> **GIVEN REQUEST**:
Reproduce every item below word for word, leaving out the pictures.

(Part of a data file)
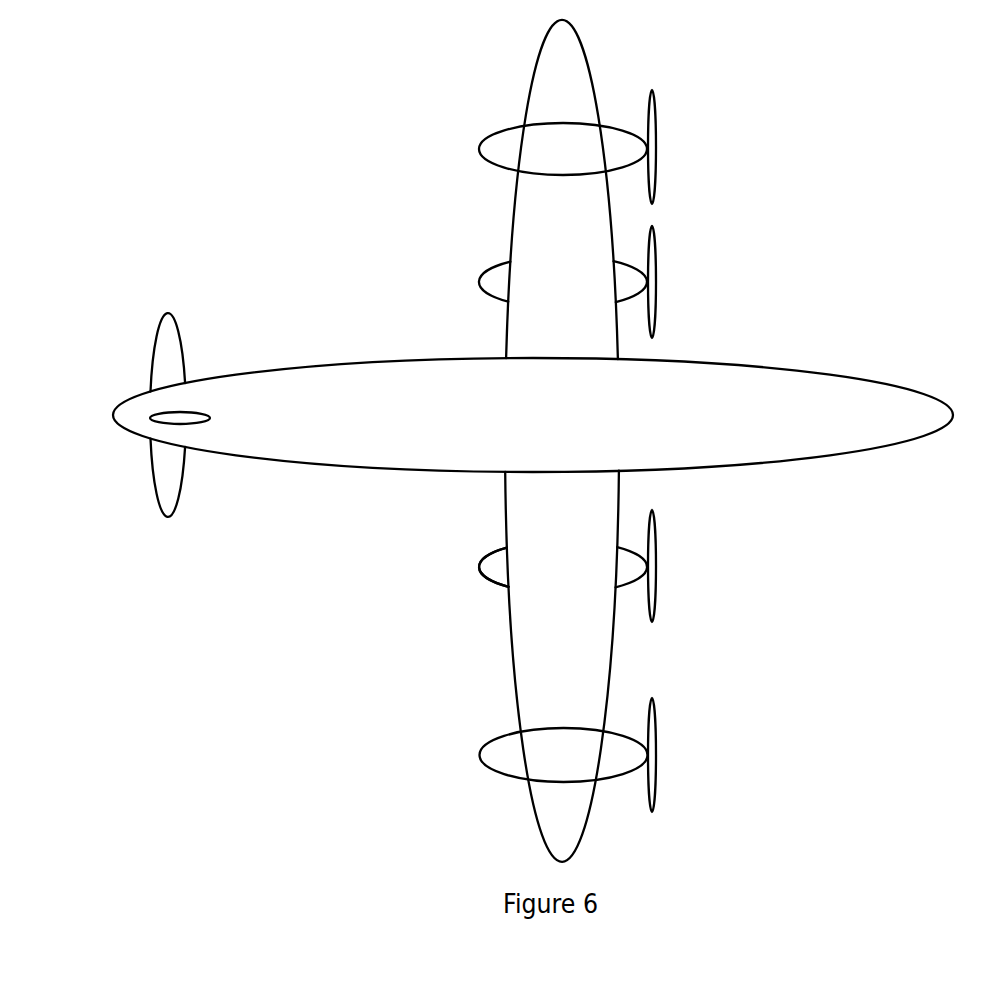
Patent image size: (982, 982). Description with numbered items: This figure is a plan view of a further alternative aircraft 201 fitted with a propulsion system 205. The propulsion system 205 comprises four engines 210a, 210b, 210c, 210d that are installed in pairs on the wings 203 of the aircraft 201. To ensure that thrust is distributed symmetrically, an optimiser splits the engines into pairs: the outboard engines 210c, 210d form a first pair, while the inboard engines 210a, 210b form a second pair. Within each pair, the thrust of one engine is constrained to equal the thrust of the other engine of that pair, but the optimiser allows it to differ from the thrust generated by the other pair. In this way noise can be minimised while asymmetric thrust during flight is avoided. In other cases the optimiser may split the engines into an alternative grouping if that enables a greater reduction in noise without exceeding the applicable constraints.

The aircraft 201 is at (818, 201).
The wings 203 is at (507, 545).
The propulsion system 205 is at (461, 89).
The inboard engine 210a is at (506, 262).
The inboard engine 210b is at (620, 587).
The outboard engine 210c is at (504, 128).
The outboard engine 210d is at (507, 735).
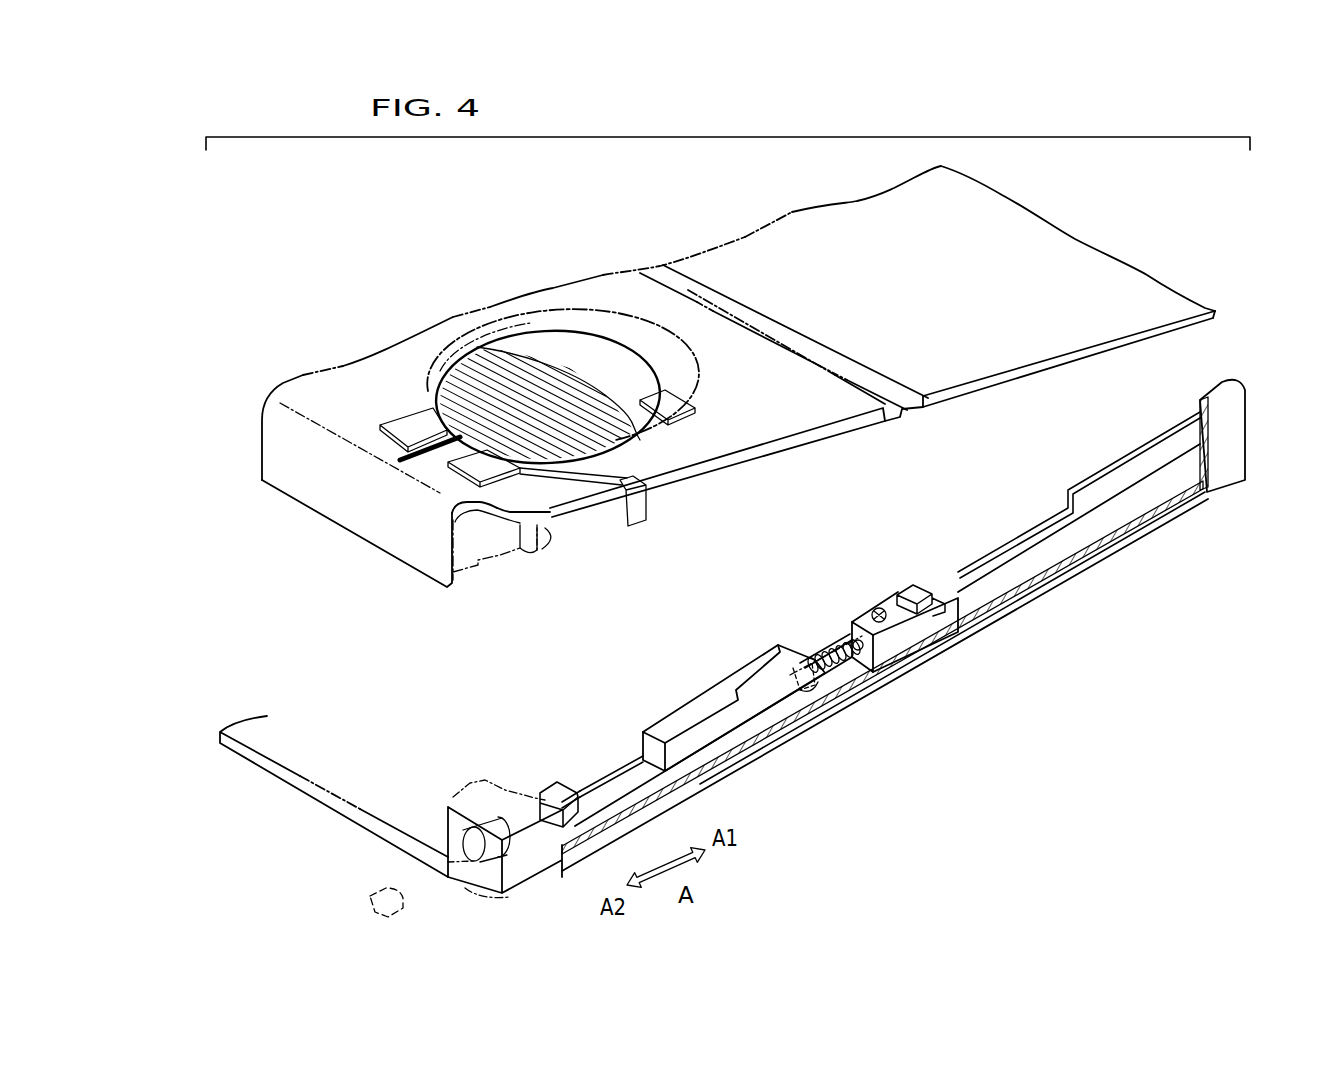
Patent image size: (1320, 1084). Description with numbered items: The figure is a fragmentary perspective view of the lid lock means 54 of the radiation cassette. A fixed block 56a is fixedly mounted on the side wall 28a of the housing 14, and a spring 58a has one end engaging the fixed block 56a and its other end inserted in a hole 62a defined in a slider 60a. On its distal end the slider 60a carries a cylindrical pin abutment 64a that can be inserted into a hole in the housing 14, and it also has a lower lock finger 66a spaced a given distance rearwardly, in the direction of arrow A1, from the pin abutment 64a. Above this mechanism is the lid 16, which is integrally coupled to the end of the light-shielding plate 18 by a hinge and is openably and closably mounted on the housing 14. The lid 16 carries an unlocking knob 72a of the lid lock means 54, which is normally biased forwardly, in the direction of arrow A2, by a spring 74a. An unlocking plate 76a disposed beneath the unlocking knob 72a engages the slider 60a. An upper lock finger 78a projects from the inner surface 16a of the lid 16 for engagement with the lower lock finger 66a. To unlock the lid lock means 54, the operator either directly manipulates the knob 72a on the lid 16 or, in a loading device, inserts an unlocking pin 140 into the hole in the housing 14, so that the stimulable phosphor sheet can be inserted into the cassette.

The housing 14 is at (883, 705).
The lid 16 is at (554, 285).
The inner surface 16a is at (781, 455).
The light-shielding plate 18 is at (961, 187).
The side wall 28a is at (1058, 577).
The lid lock means 54 is at (710, 803).
The fixed block 56a is at (900, 641).
The spring 58a is at (833, 644).
The slider 60a is at (668, 720).
The hole 62a is at (812, 688).
The cylindrical pin abutment 64a is at (468, 840).
The lower lock finger 66a is at (560, 792).
The unlocking knob 72a is at (448, 378).
The spring 74a is at (412, 462).
The unlocking plate 76a is at (650, 514).
The upper lock finger 78a is at (543, 551).
The unlocking pin 140 is at (376, 897).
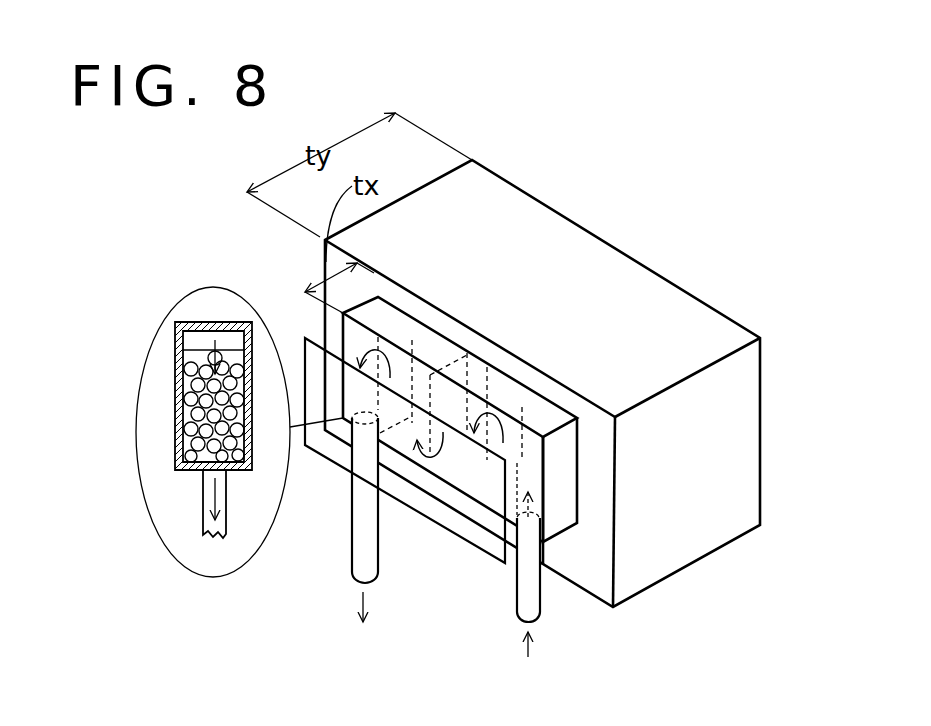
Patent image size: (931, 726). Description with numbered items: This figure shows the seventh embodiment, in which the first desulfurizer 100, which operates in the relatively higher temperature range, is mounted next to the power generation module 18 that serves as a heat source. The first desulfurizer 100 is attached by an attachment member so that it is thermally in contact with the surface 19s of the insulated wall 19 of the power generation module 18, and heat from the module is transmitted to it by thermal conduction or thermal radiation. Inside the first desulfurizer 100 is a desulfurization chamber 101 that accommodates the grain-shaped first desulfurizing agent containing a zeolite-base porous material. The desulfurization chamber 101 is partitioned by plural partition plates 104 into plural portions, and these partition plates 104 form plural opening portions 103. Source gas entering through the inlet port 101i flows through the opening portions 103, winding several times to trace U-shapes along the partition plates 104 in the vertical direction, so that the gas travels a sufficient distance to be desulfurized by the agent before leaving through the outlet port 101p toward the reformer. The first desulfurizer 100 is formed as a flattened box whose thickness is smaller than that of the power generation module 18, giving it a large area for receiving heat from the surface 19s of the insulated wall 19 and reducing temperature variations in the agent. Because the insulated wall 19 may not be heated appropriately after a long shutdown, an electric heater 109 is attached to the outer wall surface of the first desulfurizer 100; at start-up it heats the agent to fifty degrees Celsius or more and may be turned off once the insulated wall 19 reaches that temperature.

> **TASK ANSWER**:
Patent image size: (982, 982). Description with numbered items: This figure is a plan view of a further alternative aircraft 201 fitted with a propulsion system 205. The propulsion system 205 comprises four engines 210a, 210b, 210c, 210d that are installed in pairs on the wings 203 of the aircraft 201. To ensure that thrust is distributed symmetrically, an optimiser splits the engines into pairs: the outboard engines 210c, 210d form a first pair, while the inboard engines 210a, 210b form a second pair. Within each pair, the thrust of one engine is constrained to equal the thrust of the other engine of that pair, but the optimiser allows it to differ from the thrust generated by the other pair. In this way noise can be minimised while asymmetric thrust during flight is avoided. In other cases the optimiser may split the engines into an alternative grouping if that enables a greater reduction in noise without exceeding the applicable constraints.

The aircraft 201 is at (818, 201).
The wings 203 is at (507, 545).
The propulsion system 205 is at (461, 89).
The inboard engine 210a is at (506, 262).
The inboard engine 210b is at (620, 587).
The outboard engine 210c is at (504, 128).
The outboard engine 210d is at (507, 735).
Patent image size: (1320, 1084). Description with numbered items: The figure is a fragmentary perspective view of the lid lock means 54 of the radiation cassette. A fixed block 56a is fixedly mounted on the side wall 28a of the housing 14, and a spring 58a has one end engaging the fixed block 56a and its other end inserted in a hole 62a defined in a slider 60a. On its distal end the slider 60a carries a cylindrical pin abutment 64a that can be inserted into a hole in the housing 14, and it also has a lower lock finger 66a spaced a given distance rearwardly, in the direction of arrow A1, from the pin abutment 64a. Above this mechanism is the lid 16, which is integrally coupled to the end of the light-shielding plate 18 by a hinge and is openably and closably mounted on the housing 14. The lid 16 carries an unlocking knob 72a of the lid lock means 54, which is normally biased forwardly, in the direction of arrow A2, by a spring 74a. An unlocking plate 76a disposed beneath the unlocking knob 72a engages the slider 60a. An upper lock finger 78a projects from the inner surface 16a of the lid 16 for engagement with the lower lock finger 66a. To unlock the lid lock means 54, the operator either directly manipulates the knob 72a on the lid 16 or, in a loading device, inserts an unlocking pin 140 into the hole in the housing 14, so that the stimulable phosphor sheet can be inserted into the cassette.

The housing 14 is at (883, 705).
The lid 16 is at (554, 285).
The inner surface 16a is at (781, 455).
The light-shielding plate 18 is at (961, 187).
The side wall 28a is at (1058, 577).
The lid lock means 54 is at (710, 803).
The fixed block 56a is at (900, 641).
The spring 58a is at (833, 644).
The slider 60a is at (668, 720).
The hole 62a is at (812, 688).
The cylindrical pin abutment 64a is at (468, 840).
The lower lock finger 66a is at (560, 792).
The unlocking knob 72a is at (448, 378).
The spring 74a is at (412, 462).
The unlocking plate 76a is at (650, 514).
The upper lock finger 78a is at (543, 551).
The unlocking pin 140 is at (376, 897).
Patent image size: (931, 726). Description with numbered items: This figure shows the seventh embodiment, in which the first desulfurizer 100, which operates in the relatively higher temperature range, is mounted next to the power generation module 18 that serves as a heat source. The first desulfurizer 100 is attached by an attachment member so that it is thermally in contact with the surface 19s of the insulated wall 19 of the power generation module 18, and heat from the module is transmitted to it by thermal conduction or thermal radiation. Inside the first desulfurizer 100 is a desulfurization chamber 101 that accommodates the grain-shaped first desulfurizing agent containing a zeolite-base porous material. The desulfurization chamber 101 is partitioned by plural partition plates 104 into plural portions, and these partition plates 104 form plural opening portions 103. Source gas entering through the inlet port 101i flows through the opening portions 103, winding several times to trace U-shapes along the partition plates 104 in the vertical direction, so that the gas travels a sufficient distance to be desulfurized by the agent before leaving through the outlet port 101p toward the reformer. The first desulfurizer 100 is formed as a flattened box whose thickness is smaller than that of the power generation module 18, giving it a large area for receiving heat from the surface 19s of the insulated wall 19 and reducing temperature variations in the agent. Because the insulated wall 19 may not be heated appropriately after a long shutdown, an electric heater 109 is attached to the outer wall surface of the first desulfurizer 100; at start-up it heats the agent to fifty degrees Celsius or more and may be turned off once the insulated wall 19 reaches that temperature.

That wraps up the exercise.